● Items from a data source
-*-

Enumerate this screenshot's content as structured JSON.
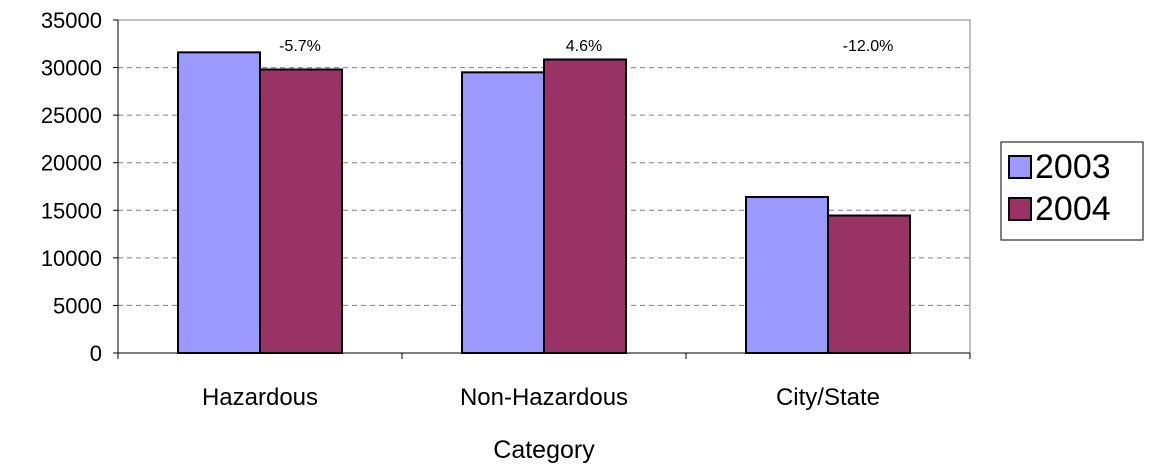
{
  "chart_data": {
    "type": "bar",
    "title": "",
    "xlabel": "Category",
    "ylabel": "",
    "categories": [
      "Hazardous",
      "Non-Hazardous",
      "City/State"
    ],
    "series": [
      {
        "name": "2003",
        "values": [
          31600,
          29500,
          16400
        ],
        "color": "#9999ff"
      },
      {
        "name": "2004",
        "values": [
          29800,
          30850,
          14450
        ],
        "color": "#993366"
      }
    ],
    "annotations": [
      "-5.7%",
      "4.6%",
      "-12.0%"
    ],
    "ylim": [
      0,
      35000
    ],
    "yticks": [
      0,
      5000,
      10000,
      15000,
      20000,
      25000,
      30000,
      35000
    ],
    "grid": true,
    "legend_position": "right"
  }
}
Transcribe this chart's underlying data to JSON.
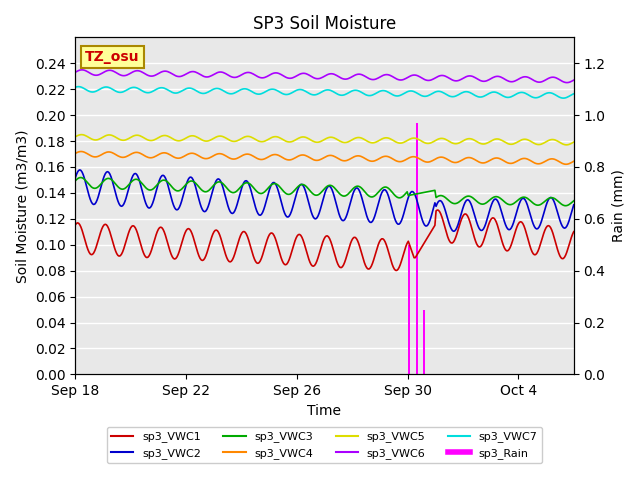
{
  "title": "SP3 Soil Moisture",
  "xlabel": "Time",
  "ylabel_left": "Soil Moisture (m3/m3)",
  "ylabel_right": "Rain (mm)",
  "xlim_days": [
    0,
    18
  ],
  "ylim_left": [
    0.0,
    0.26
  ],
  "ylim_right": [
    0.0,
    1.3
  ],
  "x_ticks_labels": [
    "Sep 18",
    "Sep 22",
    "Sep 26",
    "Sep 30",
    "Oct 4"
  ],
  "x_ticks_days": [
    0,
    4,
    8,
    12,
    16
  ],
  "colors": {
    "sp3_VWC1": "#cc0000",
    "sp3_VWC2": "#0000cc",
    "sp3_VWC3": "#00aa00",
    "sp3_VWC4": "#ff8800",
    "sp3_VWC5": "#dddd00",
    "sp3_VWC6": "#aa00ff",
    "sp3_VWC7": "#00dddd",
    "sp3_Rain": "#ff00ff"
  },
  "bg_color": "#e8e8e8",
  "grid_color": "white",
  "tz_label": "TZ_osu",
  "tz_bg": "#ffff99",
  "tz_border": "#aa8800"
}
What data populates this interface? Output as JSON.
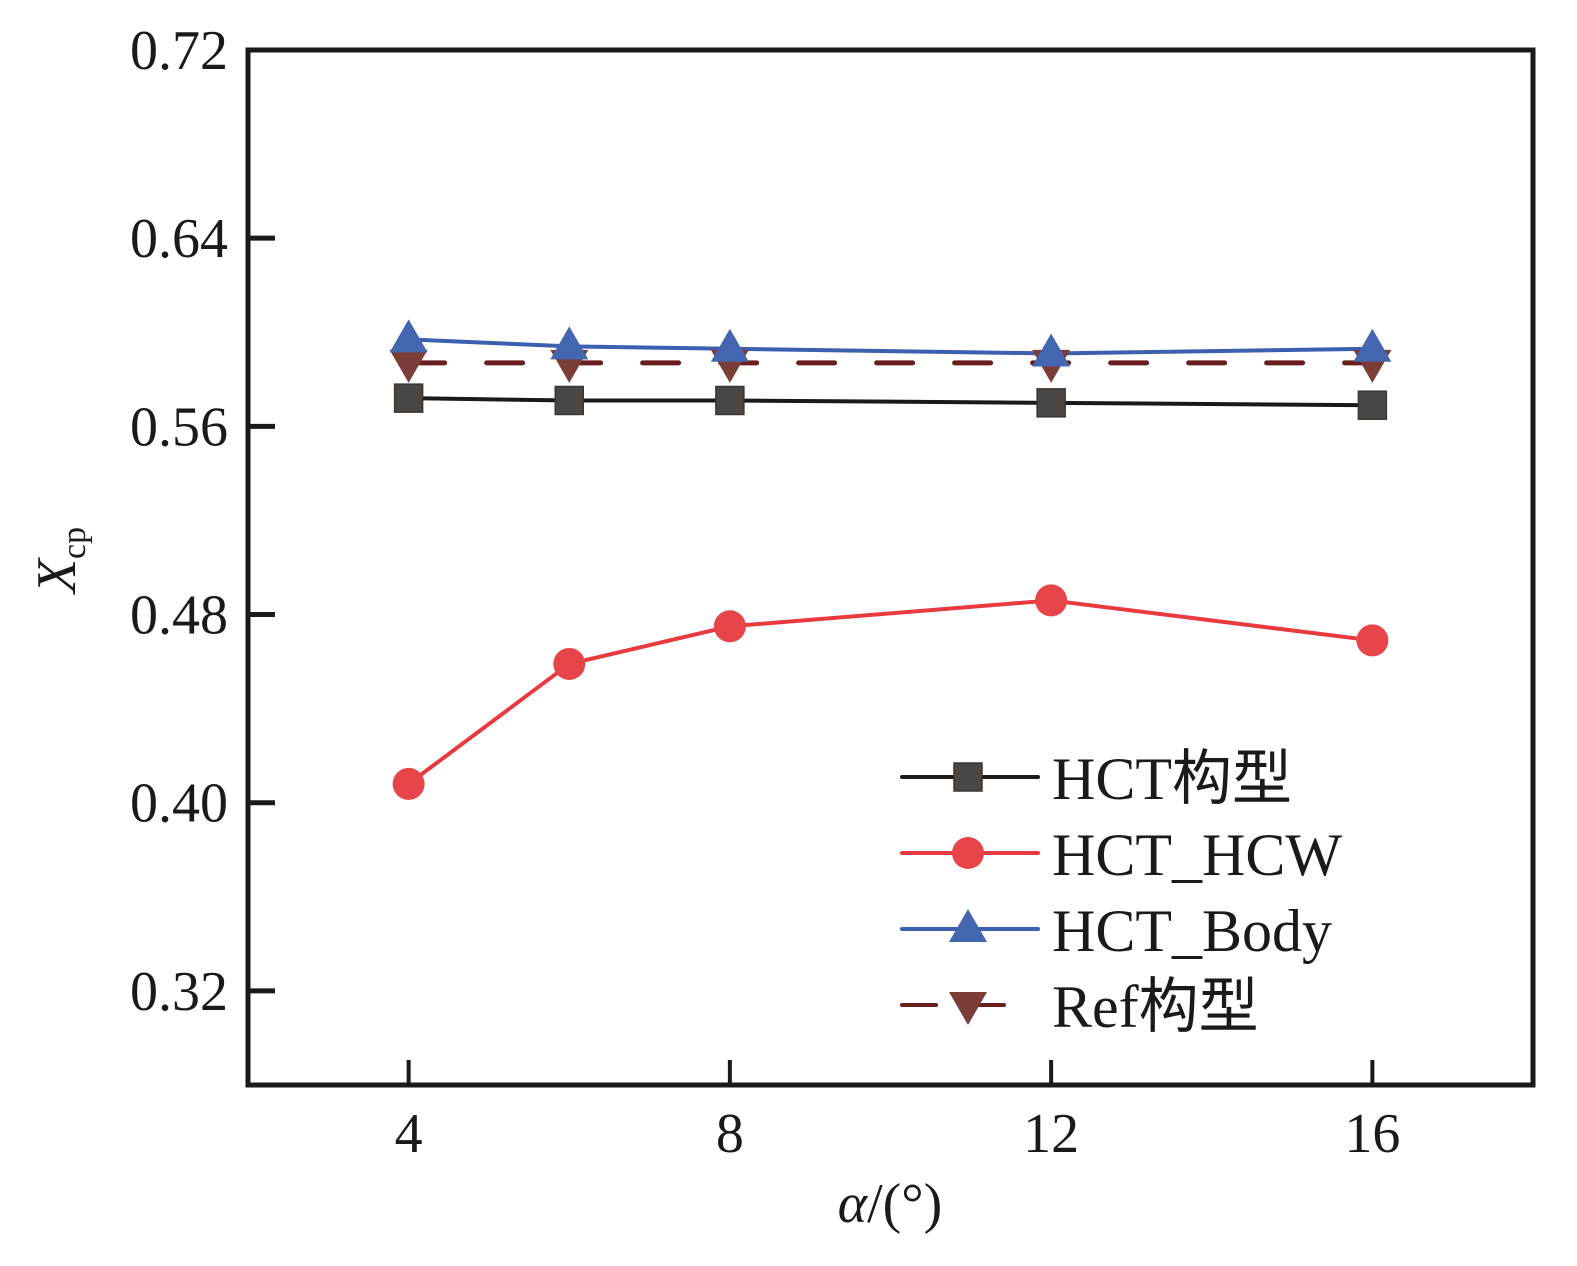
{
  "chart_data": {
    "type": "line",
    "title": "",
    "xlabel_italic": "α",
    "xlabel_rest": "/(°)",
    "xlabel": "α/(°)",
    "ylabel": "X",
    "ylabel_sub": "cp",
    "xlim": [
      2,
      18
    ],
    "ylim": [
      0.28,
      0.72
    ],
    "xticks": [
      4,
      8,
      12,
      16
    ],
    "xtick_labels": [
      "4",
      "8",
      "12",
      "16"
    ],
    "yticks": [
      0.32,
      0.4,
      0.48,
      0.56,
      0.64,
      0.72
    ],
    "ytick_labels": [
      "0.32",
      "0.40",
      "0.48",
      "0.56",
      "0.64",
      "0.72"
    ],
    "grid": false,
    "legend_position": "bottom-right",
    "x": [
      4,
      6,
      8,
      12,
      16
    ],
    "series": [
      {
        "name": "HCT构型",
        "marker": "square",
        "line": "solid",
        "color": "#1a1a1a",
        "marker_color": "#4a4644",
        "values": [
          0.572,
          0.571,
          0.571,
          0.57,
          0.569
        ]
      },
      {
        "name": "HCT_HCW",
        "marker": "circle",
        "line": "solid",
        "color": "#e83a3f",
        "marker_color": "#e8454a",
        "values": [
          0.408,
          0.459,
          0.475,
          0.486,
          0.469
        ]
      },
      {
        "name": "HCT_Body",
        "marker": "triangle-up",
        "line": "solid",
        "color": "#3d5fb0",
        "marker_color": "#4466b0",
        "values": [
          0.597,
          0.594,
          0.593,
          0.591,
          0.593
        ]
      },
      {
        "name": "Ref构型",
        "marker": "triangle-down",
        "line": "dashed",
        "color": "#6a1f1f",
        "marker_color": "#7a3d38",
        "values": [
          0.587,
          0.587,
          0.587,
          0.587,
          0.587
        ]
      }
    ]
  }
}
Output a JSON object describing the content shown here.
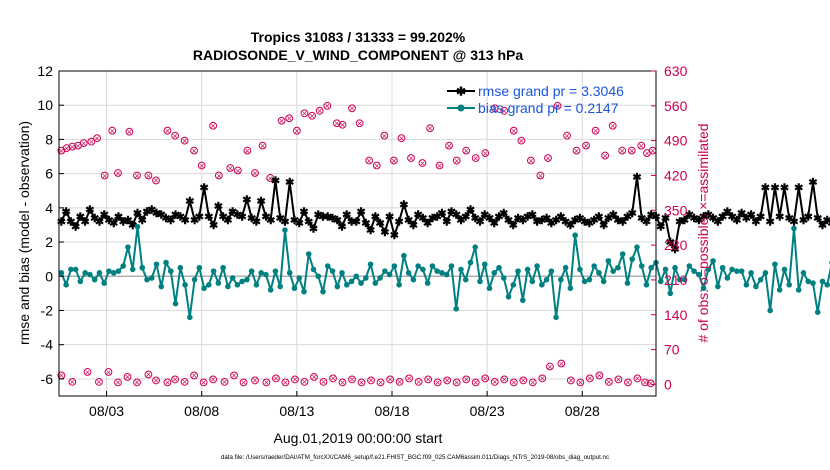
{
  "chart_data": {
    "type": "line",
    "title": "Tropics 31083 / 31333 = 99.202%",
    "subtitle": "RADIOSONDE_V_WIND_COMPONENT @ 313 hPa",
    "xlabel": "Aug.01,2019 00:00:00 start",
    "ylabel": "rmse and bias (model - observation)",
    "ylabel_right": "# of obs: o=possible; ×=assimilated",
    "footer": "data file: /Users/raeder/DAI/ATM_forcXX/CAM6_setup/f.e21.FHIST_BGC.f09_025.CAM6assim.011/Diags_NTrS_2019-08/obs_diag_output.nc",
    "xlim": [
      0.5,
      31.875
    ],
    "ylim": [
      -7,
      12
    ],
    "ylim_right": [
      -23.33,
      630
    ],
    "x_ticks": [
      3,
      8,
      13,
      18,
      23,
      28
    ],
    "x_tick_labels": [
      "08/03",
      "08/08",
      "08/13",
      "08/18",
      "08/23",
      "08/28"
    ],
    "y_ticks": [
      -6,
      -4,
      -2,
      0,
      2,
      4,
      6,
      8,
      10,
      12
    ],
    "y_tick_labels": [
      "-6",
      "-4",
      "-2",
      "0",
      "2",
      "4",
      "6",
      "8",
      "10",
      "12"
    ],
    "y2_ticks": [
      0,
      70,
      140,
      210,
      280,
      350,
      420,
      490,
      560,
      630
    ],
    "y2_tick_labels": [
      "0",
      "70",
      "140",
      "210",
      "280",
      "350",
      "420",
      "490",
      "560",
      "630"
    ],
    "grid": true,
    "legend_position": "top-right",
    "x_start": 0.625,
    "x_step": 0.25,
    "series": [
      {
        "name": "rmse grand pr = 3.3046",
        "color": "#000000",
        "marker": "star",
        "values": [
          3.2,
          3.8,
          3.2,
          2.9,
          3.5,
          3.2,
          3.9,
          3.4,
          3.2,
          3.6,
          3.3,
          3.1,
          3.5,
          3.2,
          3.3,
          3.0,
          3.7,
          3.3,
          3.8,
          3.9,
          3.7,
          3.6,
          3.4,
          3.3,
          3.6,
          3.5,
          3.3,
          4.4,
          3.3,
          3.5,
          5.2,
          3.5,
          3.0,
          4.1,
          3.5,
          3.3,
          3.8,
          3.6,
          3.5,
          4.5,
          3.4,
          3.2,
          4.4,
          3.5,
          3.3,
          5.6,
          3.4,
          3.2,
          5.5,
          3.3,
          3.1,
          3.8,
          3.2,
          2.8,
          3.6,
          3.5,
          3.5,
          3.4,
          3.3,
          2.9,
          3.6,
          3.2,
          3.2,
          3.8,
          3.1,
          2.7,
          3.5,
          3.1,
          2.6,
          3.5,
          2.4,
          3.2,
          4.2,
          3.3,
          3.0,
          3.6,
          3.4,
          3.1,
          3.4,
          3.5,
          3.7,
          3.2,
          3.8,
          3.6,
          3.3,
          3.5,
          3.9,
          3.4,
          3.2,
          3.6,
          3.4,
          3.1,
          3.5,
          3.7,
          3.3,
          3.0,
          3.4,
          3.3,
          3.5,
          3.6,
          3.2,
          3.3,
          3.4,
          3.1,
          3.3,
          3.5,
          3.2,
          3.0,
          3.3,
          3.4,
          3.2,
          3.1,
          3.3,
          3.5,
          3.0,
          3.4,
          3.6,
          3.3,
          3.2,
          3.5,
          3.7,
          5.8,
          3.4,
          3.2,
          3.6,
          3.5,
          2.9,
          3.4,
          2.0,
          1.6,
          3.2,
          3.3,
          3.6,
          3.4,
          3.3,
          3.5,
          3.6,
          3.4,
          3.2,
          3.5,
          3.8,
          3.5,
          3.3,
          3.7,
          3.4,
          3.6,
          3.2,
          3.5,
          5.2,
          3.2,
          5.2,
          3.5,
          5.2,
          3.4,
          3.2,
          5.2,
          3.3,
          3.5,
          5.5,
          3.4,
          3.0,
          3.3,
          3.1,
          2.8,
          1.9,
          1.9
        ]
      },
      {
        "name": "bias grand pr = 0.2147",
        "color": "#008080",
        "marker": "circle",
        "values": [
          0.2,
          -0.5,
          0.4,
          0.4,
          -0.3,
          0.2,
          0.1,
          -0.2,
          0.2,
          -0.4,
          0.3,
          0.2,
          0.3,
          0.6,
          1.7,
          0.4,
          2.9,
          0.5,
          -0.2,
          -0.1,
          0.7,
          -0.6,
          0.8,
          0.3,
          -1.6,
          0.5,
          -0.5,
          -2.4,
          -0.2,
          0.5,
          -0.7,
          -0.5,
          0.3,
          -0.4,
          0.5,
          -0.6,
          -0.1,
          -0.5,
          -0.3,
          -0.2,
          0.3,
          -0.5,
          0.2,
          0.1,
          -0.8,
          0.3,
          -0.6,
          2.7,
          0.2,
          -0.7,
          -0.1,
          -0.9,
          1.3,
          0.4,
          0.0,
          -0.9,
          0.6,
          0.3,
          -0.6,
          0.2,
          -0.5,
          -0.3,
          0.0,
          -0.4,
          -0.1,
          0.7,
          -0.4,
          -0.1,
          0.3,
          0.1,
          0.6,
          -0.5,
          1.2,
          0.2,
          -0.2,
          0.6,
          0.4,
          -0.4,
          0.6,
          0.3,
          0.2,
          0.1,
          0.6,
          -1.9,
          0.4,
          -0.2,
          0.8,
          1.7,
          -0.3,
          0.7,
          -0.7,
          0.2,
          0.5,
          -0.1,
          -1.2,
          -0.5,
          0.3,
          -1.4,
          0.4,
          -0.3,
          0.6,
          -0.5,
          -0.2,
          0.3,
          -2.4,
          -0.2,
          0.5,
          -0.7,
          2.4,
          0.4,
          -0.3,
          -0.2,
          0.6,
          0.2,
          -0.3,
          0.9,
          0.3,
          0.5,
          1.3,
          -0.4,
          1.0,
          1.7,
          0.6,
          -0.5,
          0.5,
          0.8,
          -0.3,
          0.4,
          -1.0,
          0.5,
          -0.2,
          -0.2,
          0.6,
          0.3,
          0.1,
          -0.7,
          0.4,
          0.9,
          -0.6,
          0.5,
          -0.1,
          0.4,
          0.3,
          0.3,
          -0.5,
          0.2,
          -0.6,
          -0.2,
          0.2,
          -2.0,
          0.7,
          -0.8,
          0.4,
          -0.5,
          2.8,
          -0.8,
          0.2,
          -0.3,
          -0.4,
          -2.1,
          -0.3,
          -0.5,
          0.8,
          -0.4,
          -1.2
        ]
      }
    ],
    "obs_possible": [
      {
        "x": 0.625,
        "y": 470
      },
      {
        "x": 0.9,
        "y": 475
      },
      {
        "x": 1.2,
        "y": 478
      },
      {
        "x": 1.5,
        "y": 480
      },
      {
        "x": 1.8,
        "y": 485
      },
      {
        "x": 2.2,
        "y": 488
      },
      {
        "x": 2.5,
        "y": 495
      },
      {
        "x": 2.9,
        "y": 420
      },
      {
        "x": 3.3,
        "y": 510
      },
      {
        "x": 3.6,
        "y": 425
      },
      {
        "x": 4.2,
        "y": 508
      },
      {
        "x": 4.6,
        "y": 420
      },
      {
        "x": 5.2,
        "y": 420
      },
      {
        "x": 5.6,
        "y": 410
      },
      {
        "x": 6.2,
        "y": 510
      },
      {
        "x": 6.6,
        "y": 500
      },
      {
        "x": 7.1,
        "y": 490
      },
      {
        "x": 7.6,
        "y": 470
      },
      {
        "x": 8.0,
        "y": 440
      },
      {
        "x": 8.6,
        "y": 520
      },
      {
        "x": 8.9,
        "y": 420
      },
      {
        "x": 9.5,
        "y": 435
      },
      {
        "x": 9.9,
        "y": 430
      },
      {
        "x": 10.4,
        "y": 470
      },
      {
        "x": 10.8,
        "y": 425
      },
      {
        "x": 11.2,
        "y": 480
      },
      {
        "x": 11.6,
        "y": 415
      },
      {
        "x": 12.2,
        "y": 530
      },
      {
        "x": 12.6,
        "y": 535
      },
      {
        "x": 13.0,
        "y": 510
      },
      {
        "x": 13.4,
        "y": 545
      },
      {
        "x": 13.8,
        "y": 540
      },
      {
        "x": 14.2,
        "y": 550
      },
      {
        "x": 14.6,
        "y": 560
      },
      {
        "x": 15.1,
        "y": 525
      },
      {
        "x": 15.4,
        "y": 522
      },
      {
        "x": 15.9,
        "y": 555
      },
      {
        "x": 16.3,
        "y": 525
      },
      {
        "x": 16.8,
        "y": 450
      },
      {
        "x": 17.2,
        "y": 440
      },
      {
        "x": 17.6,
        "y": 500
      },
      {
        "x": 18.1,
        "y": 450
      },
      {
        "x": 18.5,
        "y": 495
      },
      {
        "x": 19.0,
        "y": 455
      },
      {
        "x": 19.6,
        "y": 445
      },
      {
        "x": 20.0,
        "y": 515
      },
      {
        "x": 20.5,
        "y": 440
      },
      {
        "x": 21.0,
        "y": 480
      },
      {
        "x": 21.4,
        "y": 450
      },
      {
        "x": 21.9,
        "y": 470
      },
      {
        "x": 22.4,
        "y": 455
      },
      {
        "x": 22.9,
        "y": 465
      },
      {
        "x": 23.4,
        "y": 555
      },
      {
        "x": 23.9,
        "y": 550
      },
      {
        "x": 24.4,
        "y": 510
      },
      {
        "x": 24.8,
        "y": 490
      },
      {
        "x": 25.3,
        "y": 450
      },
      {
        "x": 25.8,
        "y": 420
      },
      {
        "x": 26.2,
        "y": 455
      },
      {
        "x": 26.7,
        "y": 560
      },
      {
        "x": 27.2,
        "y": 500
      },
      {
        "x": 27.7,
        "y": 470
      },
      {
        "x": 28.2,
        "y": 480
      },
      {
        "x": 28.7,
        "y": 510
      },
      {
        "x": 29.2,
        "y": 460
      },
      {
        "x": 29.6,
        "y": 520
      },
      {
        "x": 30.1,
        "y": 470
      },
      {
        "x": 30.6,
        "y": 470
      },
      {
        "x": 31.1,
        "y": 480
      },
      {
        "x": 31.4,
        "y": 465
      },
      {
        "x": 31.7,
        "y": 470
      },
      {
        "x": 0.625,
        "y": 18
      },
      {
        "x": 1.2,
        "y": 5
      },
      {
        "x": 2.0,
        "y": 25
      },
      {
        "x": 2.6,
        "y": 5
      },
      {
        "x": 3.1,
        "y": 25
      },
      {
        "x": 3.6,
        "y": 4
      },
      {
        "x": 4.1,
        "y": 15
      },
      {
        "x": 4.6,
        "y": 4
      },
      {
        "x": 5.2,
        "y": 20
      },
      {
        "x": 5.6,
        "y": 8
      },
      {
        "x": 6.2,
        "y": 4
      },
      {
        "x": 6.6,
        "y": 10
      },
      {
        "x": 7.1,
        "y": 5
      },
      {
        "x": 7.6,
        "y": 18
      },
      {
        "x": 8.1,
        "y": 4
      },
      {
        "x": 8.6,
        "y": 10
      },
      {
        "x": 9.2,
        "y": 5
      },
      {
        "x": 9.7,
        "y": 18
      },
      {
        "x": 10.2,
        "y": 4
      },
      {
        "x": 10.8,
        "y": 8
      },
      {
        "x": 11.4,
        "y": 4
      },
      {
        "x": 11.9,
        "y": 12
      },
      {
        "x": 12.4,
        "y": 4
      },
      {
        "x": 12.9,
        "y": 10
      },
      {
        "x": 13.4,
        "y": 5
      },
      {
        "x": 13.9,
        "y": 15
      },
      {
        "x": 14.4,
        "y": 5
      },
      {
        "x": 14.9,
        "y": 12
      },
      {
        "x": 15.4,
        "y": 4
      },
      {
        "x": 15.9,
        "y": 10
      },
      {
        "x": 16.4,
        "y": 4
      },
      {
        "x": 16.9,
        "y": 8
      },
      {
        "x": 17.4,
        "y": 4
      },
      {
        "x": 17.9,
        "y": 10
      },
      {
        "x": 18.4,
        "y": 5
      },
      {
        "x": 18.9,
        "y": 12
      },
      {
        "x": 19.4,
        "y": 5
      },
      {
        "x": 19.9,
        "y": 10
      },
      {
        "x": 20.4,
        "y": 4
      },
      {
        "x": 20.9,
        "y": 8
      },
      {
        "x": 21.4,
        "y": 4
      },
      {
        "x": 21.9,
        "y": 10
      },
      {
        "x": 22.4,
        "y": 4
      },
      {
        "x": 22.9,
        "y": 12
      },
      {
        "x": 23.4,
        "y": 5
      },
      {
        "x": 23.9,
        "y": 10
      },
      {
        "x": 24.4,
        "y": 4
      },
      {
        "x": 24.9,
        "y": 8
      },
      {
        "x": 25.4,
        "y": 4
      },
      {
        "x": 25.9,
        "y": 12
      },
      {
        "x": 26.3,
        "y": 36
      },
      {
        "x": 26.9,
        "y": 42
      },
      {
        "x": 27.4,
        "y": 8
      },
      {
        "x": 27.9,
        "y": 4
      },
      {
        "x": 28.4,
        "y": 12
      },
      {
        "x": 28.9,
        "y": 18
      },
      {
        "x": 29.4,
        "y": 5
      },
      {
        "x": 29.9,
        "y": 10
      },
      {
        "x": 30.4,
        "y": 4
      },
      {
        "x": 30.9,
        "y": 12
      },
      {
        "x": 31.3,
        "y": 4
      },
      {
        "x": 31.6,
        "y": 2
      }
    ]
  }
}
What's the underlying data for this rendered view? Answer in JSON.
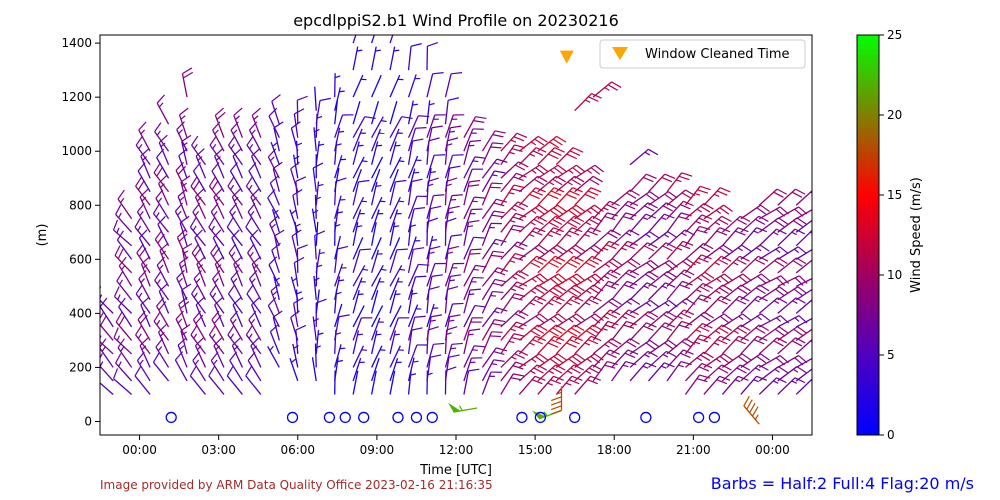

-*-

● DESCRIPTION OF THE TASK
All lines above with "triangle" in them should be returned.

● FINAL RESULT
        "marker": "triangle-up",
        "marker": "triangle-down",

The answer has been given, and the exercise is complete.